[Chart and figure data]
----------------

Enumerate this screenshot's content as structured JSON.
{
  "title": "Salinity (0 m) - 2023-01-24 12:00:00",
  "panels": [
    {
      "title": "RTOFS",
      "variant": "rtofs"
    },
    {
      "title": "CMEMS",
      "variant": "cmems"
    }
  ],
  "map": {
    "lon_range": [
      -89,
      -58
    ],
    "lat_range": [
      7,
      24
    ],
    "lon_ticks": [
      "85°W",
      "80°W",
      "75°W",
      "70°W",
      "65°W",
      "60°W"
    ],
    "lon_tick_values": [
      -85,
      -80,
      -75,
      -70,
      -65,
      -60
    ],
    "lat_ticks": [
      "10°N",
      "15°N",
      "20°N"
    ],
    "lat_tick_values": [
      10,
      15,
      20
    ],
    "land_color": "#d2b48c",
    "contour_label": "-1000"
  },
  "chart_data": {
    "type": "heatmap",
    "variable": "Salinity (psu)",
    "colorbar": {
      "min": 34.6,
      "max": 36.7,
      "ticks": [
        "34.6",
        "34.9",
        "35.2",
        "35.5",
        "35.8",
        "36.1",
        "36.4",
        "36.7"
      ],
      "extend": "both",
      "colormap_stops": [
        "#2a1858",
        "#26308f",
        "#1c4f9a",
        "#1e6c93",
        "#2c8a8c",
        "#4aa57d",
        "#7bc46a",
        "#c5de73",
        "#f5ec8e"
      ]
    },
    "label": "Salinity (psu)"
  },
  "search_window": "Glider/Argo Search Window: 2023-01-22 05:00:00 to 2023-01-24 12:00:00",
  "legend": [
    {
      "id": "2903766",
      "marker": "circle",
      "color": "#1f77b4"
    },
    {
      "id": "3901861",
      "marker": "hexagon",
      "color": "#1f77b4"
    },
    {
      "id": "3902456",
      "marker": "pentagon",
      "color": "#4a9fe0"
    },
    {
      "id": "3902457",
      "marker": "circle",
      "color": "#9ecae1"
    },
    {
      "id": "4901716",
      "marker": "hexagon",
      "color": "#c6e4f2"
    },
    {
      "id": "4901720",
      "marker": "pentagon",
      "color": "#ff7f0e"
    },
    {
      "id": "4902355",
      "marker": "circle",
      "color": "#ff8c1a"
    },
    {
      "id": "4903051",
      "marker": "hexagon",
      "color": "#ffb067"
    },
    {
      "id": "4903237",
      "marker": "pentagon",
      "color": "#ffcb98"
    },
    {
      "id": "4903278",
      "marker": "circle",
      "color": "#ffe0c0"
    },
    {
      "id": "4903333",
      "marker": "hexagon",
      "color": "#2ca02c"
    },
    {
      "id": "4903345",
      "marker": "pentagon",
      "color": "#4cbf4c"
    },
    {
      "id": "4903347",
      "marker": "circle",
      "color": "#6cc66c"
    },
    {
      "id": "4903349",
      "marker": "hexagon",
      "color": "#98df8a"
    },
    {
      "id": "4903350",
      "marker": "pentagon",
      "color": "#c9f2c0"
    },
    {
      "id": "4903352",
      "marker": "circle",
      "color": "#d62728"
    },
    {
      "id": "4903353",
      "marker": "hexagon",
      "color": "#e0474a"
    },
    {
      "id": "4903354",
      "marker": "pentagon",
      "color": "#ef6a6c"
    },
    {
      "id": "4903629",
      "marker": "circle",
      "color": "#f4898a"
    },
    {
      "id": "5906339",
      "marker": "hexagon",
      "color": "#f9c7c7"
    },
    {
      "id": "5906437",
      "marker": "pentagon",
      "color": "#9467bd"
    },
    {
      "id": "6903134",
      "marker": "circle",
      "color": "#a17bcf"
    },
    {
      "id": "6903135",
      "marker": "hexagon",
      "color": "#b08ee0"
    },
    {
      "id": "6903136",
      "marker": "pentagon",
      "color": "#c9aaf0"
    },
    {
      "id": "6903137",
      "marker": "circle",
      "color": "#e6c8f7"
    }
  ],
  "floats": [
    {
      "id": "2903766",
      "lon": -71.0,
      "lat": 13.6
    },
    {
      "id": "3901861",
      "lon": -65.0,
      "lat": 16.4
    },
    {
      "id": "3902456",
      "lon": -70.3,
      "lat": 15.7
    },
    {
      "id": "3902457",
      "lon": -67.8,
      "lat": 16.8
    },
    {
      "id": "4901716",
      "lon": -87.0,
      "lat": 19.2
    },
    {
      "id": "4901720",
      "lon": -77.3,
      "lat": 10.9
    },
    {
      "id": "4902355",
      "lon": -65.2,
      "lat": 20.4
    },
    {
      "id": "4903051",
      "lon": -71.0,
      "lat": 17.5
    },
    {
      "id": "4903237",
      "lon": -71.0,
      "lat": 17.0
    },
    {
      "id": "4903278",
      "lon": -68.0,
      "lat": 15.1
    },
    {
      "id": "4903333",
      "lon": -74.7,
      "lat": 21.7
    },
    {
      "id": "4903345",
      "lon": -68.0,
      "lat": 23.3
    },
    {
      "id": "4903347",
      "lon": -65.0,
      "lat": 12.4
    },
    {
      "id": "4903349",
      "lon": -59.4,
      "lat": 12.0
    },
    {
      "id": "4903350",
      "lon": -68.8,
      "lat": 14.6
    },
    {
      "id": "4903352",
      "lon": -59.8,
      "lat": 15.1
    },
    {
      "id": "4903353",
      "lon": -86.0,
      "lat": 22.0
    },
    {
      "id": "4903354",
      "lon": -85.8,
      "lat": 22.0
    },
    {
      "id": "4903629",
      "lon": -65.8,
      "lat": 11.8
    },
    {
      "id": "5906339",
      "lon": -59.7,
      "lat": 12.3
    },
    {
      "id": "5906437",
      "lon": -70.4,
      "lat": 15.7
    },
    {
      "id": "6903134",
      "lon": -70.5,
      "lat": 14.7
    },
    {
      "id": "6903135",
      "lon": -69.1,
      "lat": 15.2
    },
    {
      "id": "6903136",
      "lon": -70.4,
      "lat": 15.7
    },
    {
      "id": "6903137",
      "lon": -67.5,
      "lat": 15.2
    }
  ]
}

----------------

OBJECTIVE:
Find all lines with "title" in them and copy each one.

WRITTEN ANSWER:
  "title": "Salinity (0 m) - 2023-01-24 12:00:00",
      "title": "RTOFS",
      "title": "CMEMS",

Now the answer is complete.